**Problem to solve**
From the material below, list every line containing "note".

**Items**
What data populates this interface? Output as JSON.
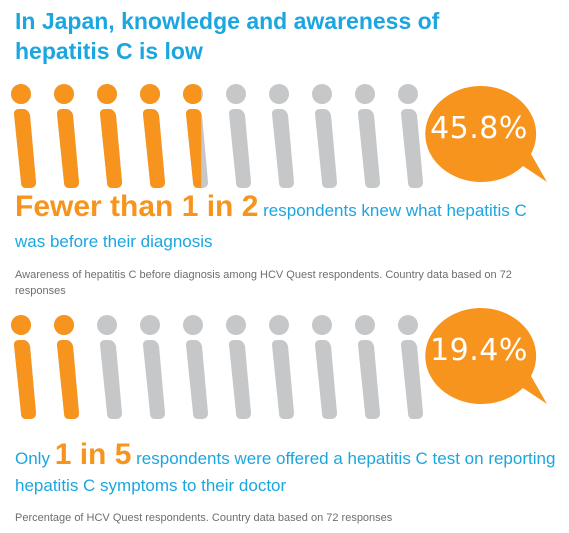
{
  "title": "In Japan, knowledge and awareness of hepatitis C is low",
  "colors": {
    "orange": "#f7941d",
    "grey": "#c6c7c9",
    "blue": "#1ba6e0",
    "note": "#6d6e71"
  },
  "stat1": {
    "fraction_filled": 0.458,
    "persons_total": 10,
    "value_label": "45.8%",
    "lead": "Fewer than 1 in 2",
    "rest_line1": "respondents knew what hepatitis C",
    "rest_line2": "was before their diagnosis",
    "note": "Awareness of hepatitis C before diagnosis among HCV Quest respondents. Country data based on 72 responses"
  },
  "stat2": {
    "fraction_filled": 0.194,
    "persons_total": 10,
    "value_label": "19.4%",
    "prefix": "Only",
    "lead": "1 in 5",
    "rest_line1": "respondents were offered a hepatitis C test on reporting",
    "rest_line2": "hepatitis C symptoms to their doctor",
    "note": "Percentage of HCV Quest respondents. Country data based on 72 responses"
  }
}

**The completed task**
    "note": "#6d6e71"
    "note": "Awareness of hepatitis C before diagnosis among HCV Quest respondents. Country data based on 72 responses"
    "note": "Percentage of HCV Quest respondents. Country data based on 72 responses"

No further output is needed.